Extracted data entries:
• • • • • • •
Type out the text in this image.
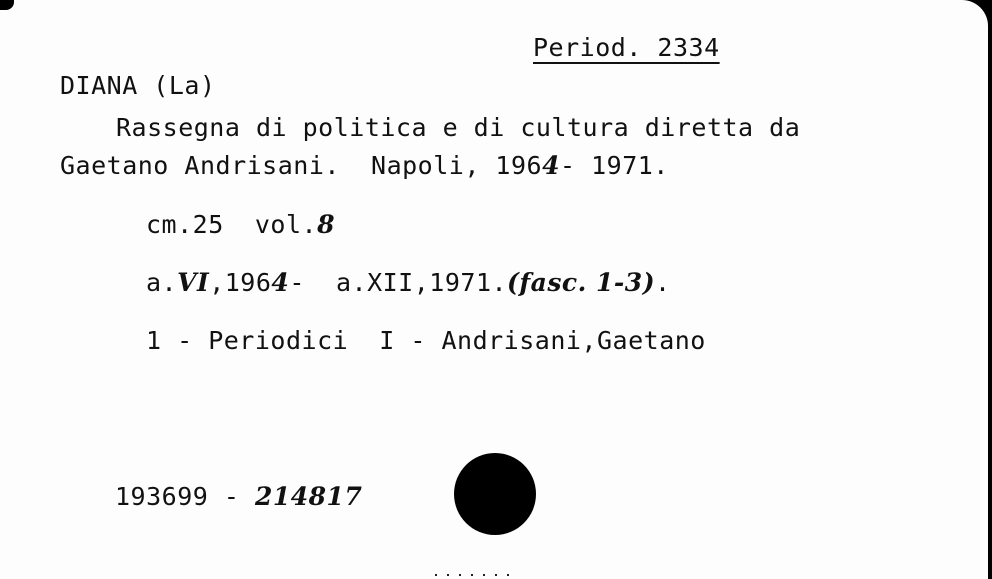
Period. 2334
DIANA (La)
Rassegna di politica e di cultura diretta da
Gaetano Andrisani.  Napoli, 1964- 1971.
cm.25  vol.8
a.VI,1964-  a.XII,1971.(fasc. 1-3).
1 - Periodici  I - Andrisani,Gaetano
193699 - 214817
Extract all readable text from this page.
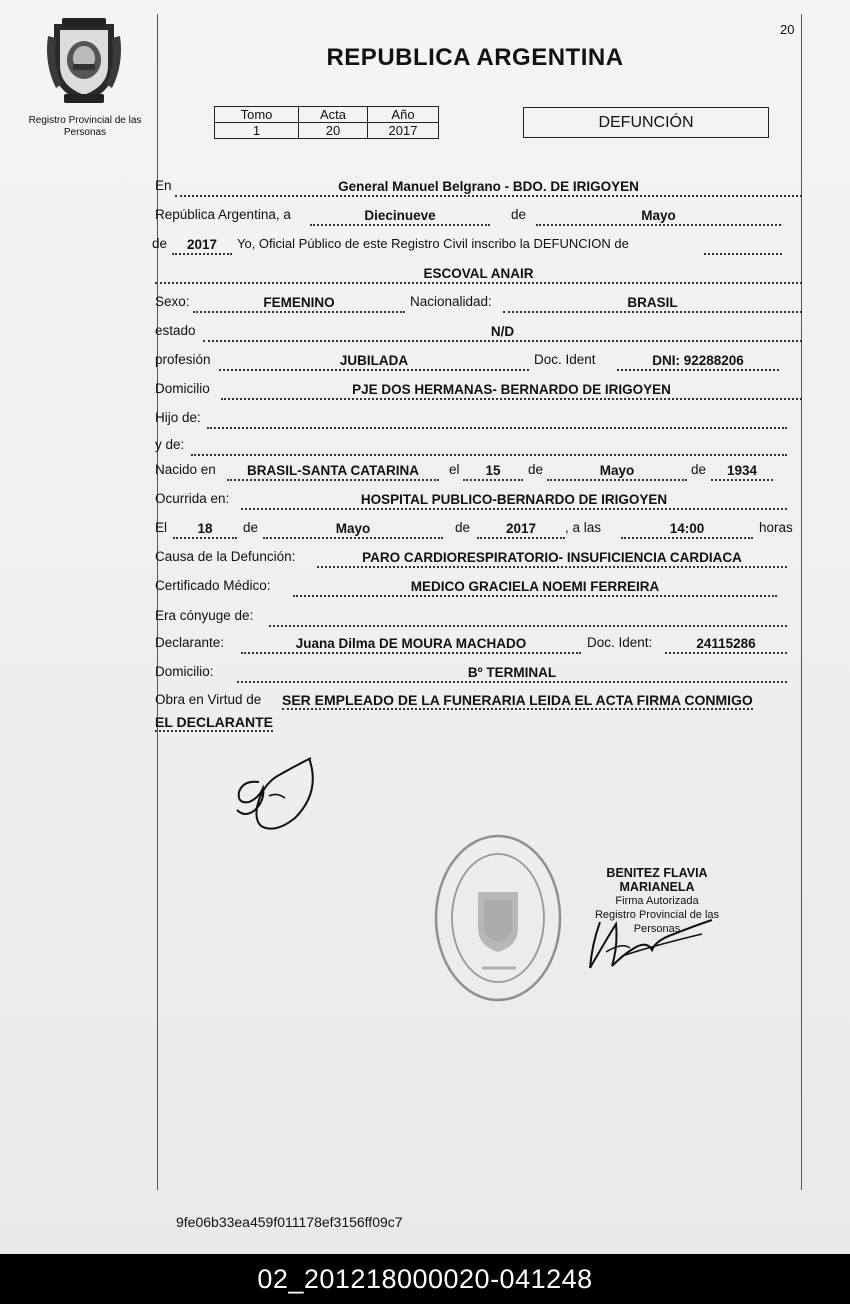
20
Registro Provincial de las Personas
REPUBLICA ARGENTINA
Tomo	Acta	Año
1	20	2017	DEFUNCIÓN
En	General Manuel Belgrano - BDO. DE IRIGOYEN
República Argentina, a	Diecinueve	de	Mayo
de	2017	Yo, Oficial Público de este Registro Civil inscribo la DEFUNCION de
ESCOVAL ANAIR
Sexo:	FEMENINO	Nacionalidad:	BRASIL
estado	N/D
profesión	JUBILADA	Doc. Ident	DNI: 92288206
Domicilio	PJE DOS HERMANAS- BERNARDO DE IRIGOYEN
Hijo de:
y de:
Nacido en	BRASIL-SANTA CATARINA	el	15	de	Mayo	de	1934
Ocurrida en:	HOSPITAL PUBLICO-BERNARDO DE IRIGOYEN
El	18	de	Mayo	de	2017	, a las	14:00	horas
Causa de la Defunción:	PARO CARDIORESPIRATORIO- INSUFICIENCIA CARDIACA
Certificado Médico:	MEDICO GRACIELA NOEMI FERREIRA
Era cónyuge de:
Declarante:	Juana Dilma DE MOURA MACHADO	Doc. Ident:	24115286
Domicilio:	Bº TERMINAL
Obra en Virtud de SER EMPLEADO DE LA FUNERARIA LEIDA EL ACTA FIRMA CONMIGO
EL DECLARANTE
BENITEZ FLAVIA MARIANELA
Firma Autorizada
Registro Provincial de las Personas
9fe06b33ea459f011178ef3156ff09c7
02_201218000020-041248
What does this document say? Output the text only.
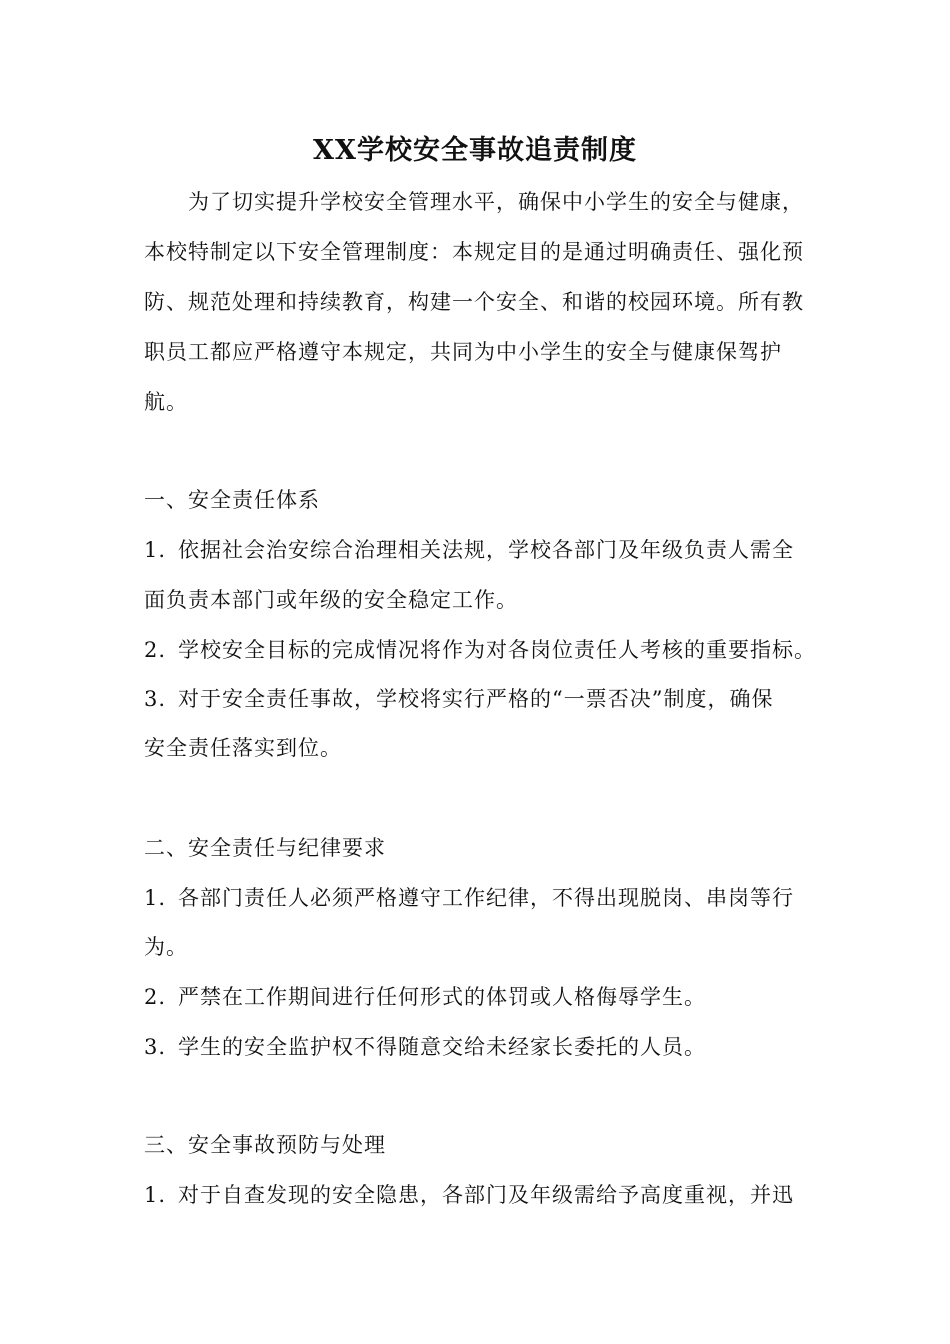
XX学校安全事故追责制度
为了切实提升学校安全管理水平，确保中小学生的安全与健康，本校特制定以下安全管理制度：本规定目的是通过明确责任、强化预防、规范处理和持续教育，构建一个安全、和谐的校园环境。所有教职员工都应严格遵守本规定，共同为中小学生的安全与健康保驾护航。
一、安全责任体系
1. 依据社会治安综合治理相关法规，学校各部门及年级负责人需全
面负责本部门或年级的安全稳定工作。
2. 学校安全目标的完成情况将作为对各岗位责任人考核的重要指标。
3. 对于安全责任事故，学校将实行严格的“一票否决”制度，确保
安全责任落实到位。
二、安全责任与纪律要求
1. 各部门责任人必须严格遵守工作纪律，不得出现脱岗、串岗等行
为。
2. 严禁在工作期间进行任何形式的体罚或人格侮辱学生。
3. 学生的安全监护权不得随意交给未经家长委托的人员。
三、安全事故预防与处理
1. 对于自查发现的安全隐患，各部门及年级需给予高度重视，并迅
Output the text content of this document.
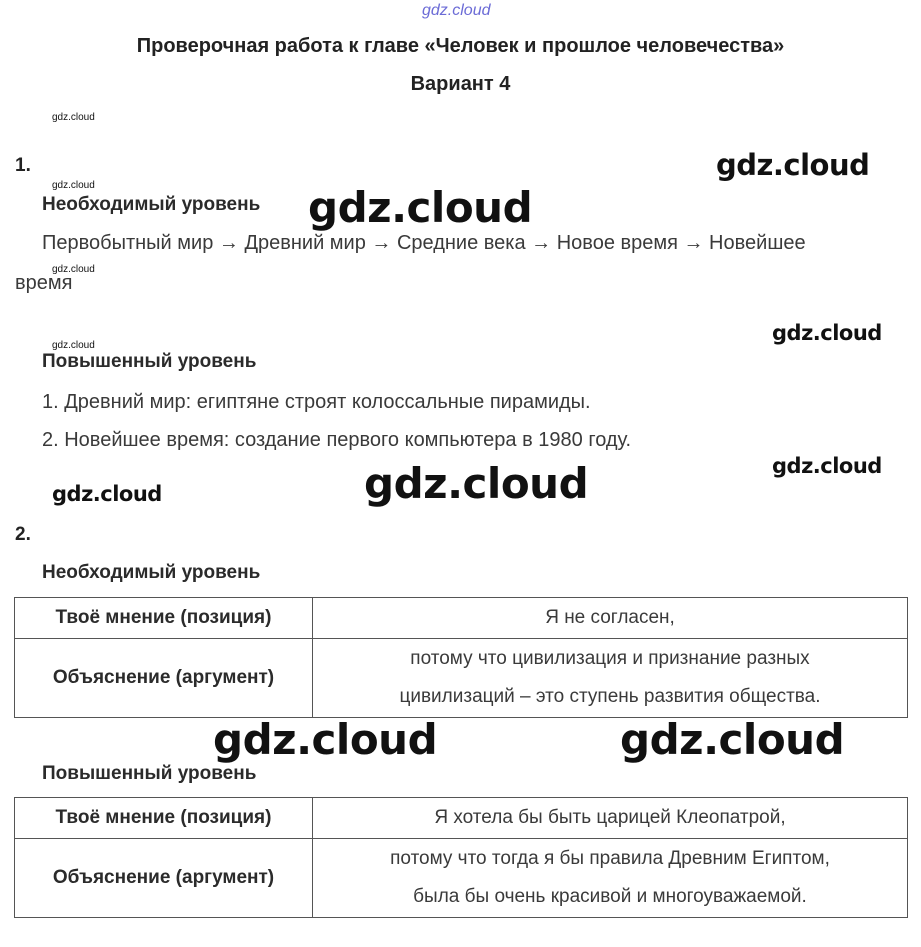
gdz.cloud
gdz.cloud
gdz.cloud
gdz.cloud
gdz.cloud
gdz.cloud
gdz.cloud
gdz.cloud
gdz.cloud
gdz.cloud	gdz.cloud
gdz.cloud	gdz.cloud
Проверочная работа к главе «Человек и прошлое человечества»
Вариант 4
1.
Необходимый уровень
Первобытный мир → Древний мир → Средние века → Новое время → Новейшее
время
Повышенный уровень
1. Древний мир: египтяне строят колоссальные пирамиды.
2. Новейшее время: создание первого компьютера в 1980 году.
2.
Необходимый уровень
Твоё мнение (позиция)	Я не согласен,
Объяснение (аргумент)	потому что цивилизация и признание разных
цивилизаций – это ступень развития общества.
Повышенный уровень
Твоё мнение (позиция)	Я хотела бы быть царицей Клеопатрой,
Объяснение (аргумент)	потому что тогда я бы правила Древним Египтом,
была бы очень красивой и многоуважаемой.
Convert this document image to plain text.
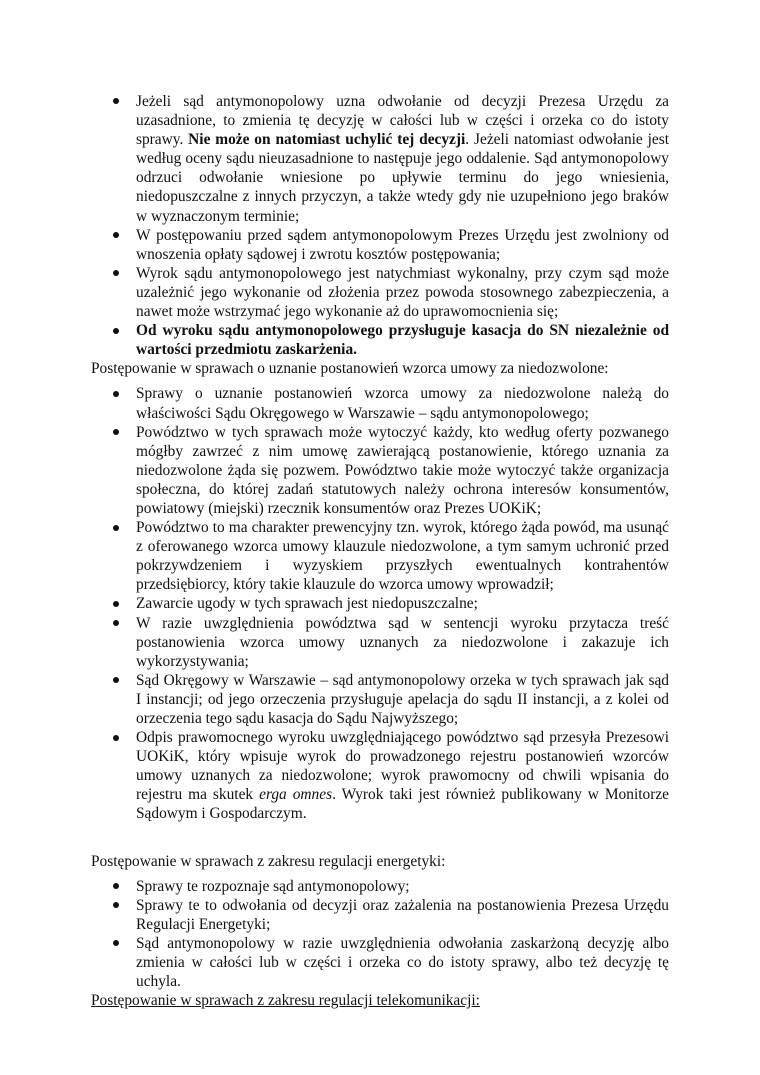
Jeżeli sąd antymonopolowy uzna odwołanie od decyzji Prezesa Urzędu za uzasadnione, to zmienia tę decyzję w całości lub w części i orzeka co do istoty sprawy. Nie może on natomiast uchylić tej decyzji. Jeżeli natomiast odwołanie jest według oceny sądu nieuzasadnione to następuje jego oddalenie. Sąd antymonopolowy odrzuci odwołanie wniesione po upływie terminu do jego wniesienia, niedopuszczalne z innych przyczyn, a także wtedy gdy nie uzupełniono jego braków w wyznaczonym terminie;
W postępowaniu przed sądem antymonopolowym Prezes Urzędu jest zwolniony od wnoszenia opłaty sądowej i zwrotu kosztów postępowania;
Wyrok sądu antymonopolowego jest natychmiast wykonalny, przy czym sąd może uzależnić jego wykonanie od złożenia przez powoda stosownego zabezpieczenia, a nawet może wstrzymać jego wykonanie aż do uprawomocnienia się;
Od wyroku sądu antymonopolowego przysługuje kasacja do SN niezależnie od wartości przedmiotu zaskarżenia.

Postępowanie w sprawach o uznanie postanowień wzorca umowy za niedozwolone:

Sprawy o uznanie postanowień wzorca umowy za niedozwolone należą do właściwości Sądu Okręgowego w Warszawie – sądu antymonopolowego;
Powództwo w tych sprawach może wytoczyć każdy, kto według oferty pozwanego mógłby zawrzeć z nim umowę zawierającą postanowienie, którego uznania za niedozwolone żąda się pozwem. Powództwo takie może wytoczyć także organizacja społeczna, do której zadań statutowych należy ochrona interesów konsumentów, powiatowy (miejski) rzecznik konsumentów oraz Prezes UOKiK;
Powództwo to ma charakter prewencyjny tzn. wyrok, którego żąda powód, ma usunąć z oferowanego wzorca umowy klauzule niedozwolone, a tym samym uchronić przed pokrzywdzeniem i wyzyskiem przyszłych ewentualnych kontrahentów przedsiębiorcy, który takie klauzule do wzorca umowy wprowadził;
Zawarcie ugody w tych sprawach jest niedopuszczalne;
W razie uwzględnienia powództwa sąd w sentencji wyroku przytacza treść postanowienia wzorca umowy uznanych za niedozwolone i zakazuje ich wykorzystywania;
Sąd Okręgowy w Warszawie – sąd antymonopolowy orzeka w tych sprawach jak sąd I instancji; od jego orzeczenia przysługuje apelacja do sądu II instancji, a z kolei od orzeczenia tego sądu kasacja do Sądu Najwyższego;
Odpis prawomocnego wyroku uwzględniającego powództwo sąd przesyła Prezesowi UOKiK, który wpisuje wyrok do prowadzonego rejestru postanowień wzorców umowy uznanych za niedozwolone; wyrok prawomocny od chwili wpisania do rejestru ma skutek erga omnes. Wyrok taki jest również publikowany w Monitorze Sądowym i Gospodarczym.

Postępowanie w sprawach z zakresu regulacji energetyki:

Sprawy te rozpoznaje sąd antymonopolowy;
Sprawy te to odwołania od decyzji oraz zażalenia na postanowienia Prezesa Urzędu Regulacji Energetyki;
Sąd antymonopolowy w razie uwzględnienia odwołania zaskarżoną decyzję albo zmienia w całości lub w części i orzeka co do istoty sprawy, albo też decyzję tę uchyla.

Postępowanie w sprawach z zakresu regulacji telekomunikacji:
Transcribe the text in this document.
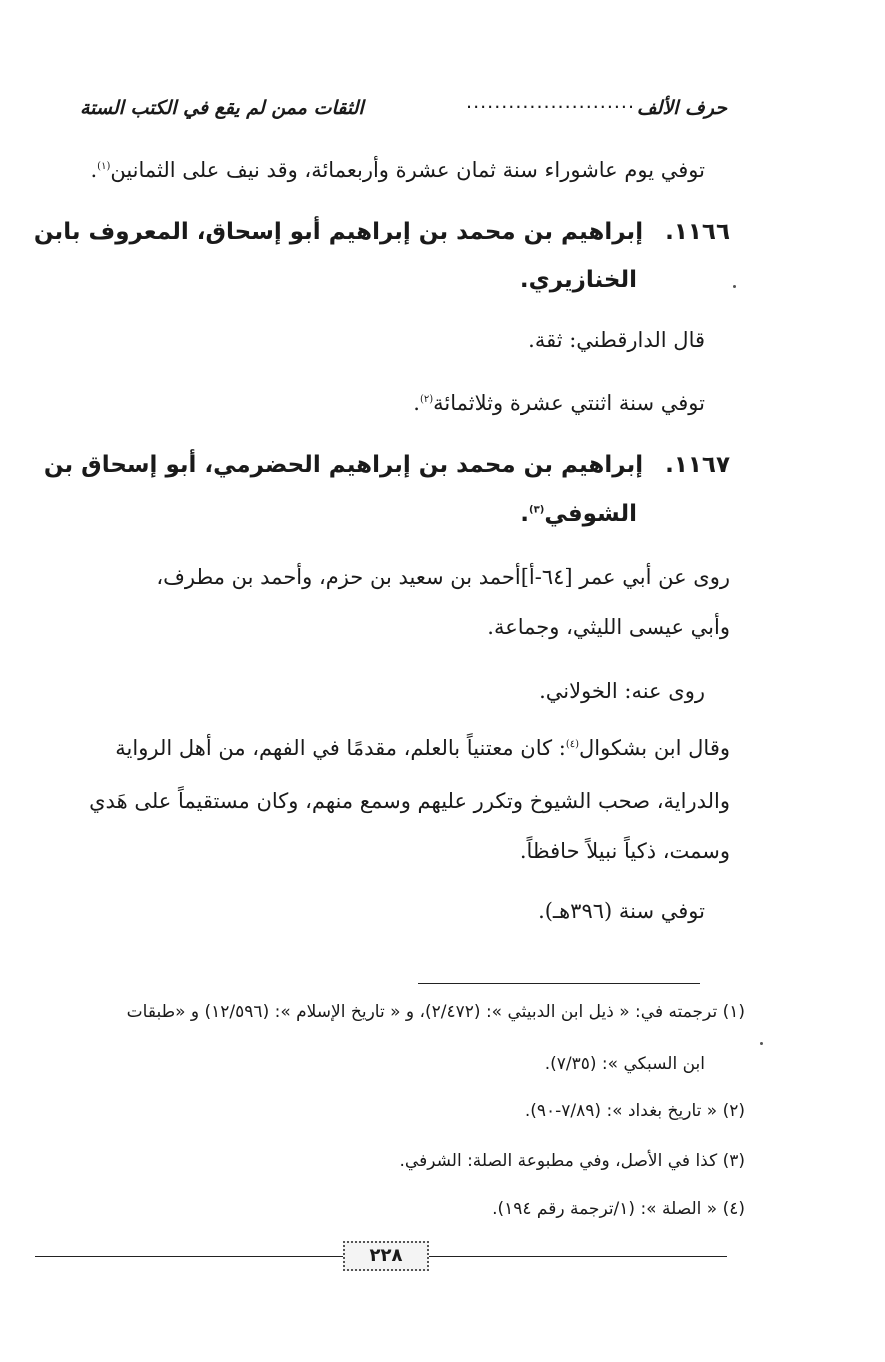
حرف الألف
........................
الثقات ممن لم يقع في الكتب الستة
توفي يوم عاشوراء سنة ثمان عشرة وأربعمائة، وقد نيف على الثمانين$^{(١)}$.
١١٦٦.إبراهيم بن محمد بن إبراهيم أبو إسحاق، المعروف بابن
الخنازيري.
قال الدارقطني: ثقة.
توفي سنة اثنتي عشرة وثلاثمائة$^{(٢)}$.
١١٦٧.إبراهيم بن محمد بن إبراهيم الحضرمي، أبو إسحاق بن
الشوفي$^{(٣)}$.
روى عن أبي عمر [٦٤-أ]أحمد بن سعيد بن حزم، وأحمد بن مطرف،
وأبي عيسى الليثي، وجماعة.
روى عنه: الخولاني.
وقال ابن بشكوال$^{(٤)}$: كان معتنياً بالعلم، مقدمًا في الفهم، من أهل الرواية
والدراية، صحب الشيوخ وتكرر عليهم وسمع منهم، وكان مستقيماً على هَدي
وسمت، ذكياً نبيلاً حافظاً.
توفي سنة (٣٩٦هـ).
(١) ترجمته في: « ذيل ابن الدبيثي »: (٢/٤٧٢)، و « تاريخ الإسلام »: (١٢/٥٩٦) و «طبقات
ابن السبكي »: (٧/٣٥).
(٢) « تاريخ بغداد »: (٧/٨٩-٩٠).
(٣) كذا في الأصل، وفي مطبوعة الصلة: الشرفي.
(٤) « الصلة »: (١/ترجمة رقم ١٩٤).
٢٢٨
• • • • • • •
INSTRUCTIONS TO FOLLOW:
Your answer should be only a number: how many lines of the data above contain the string "sądu"?

FINAL RESULT:
5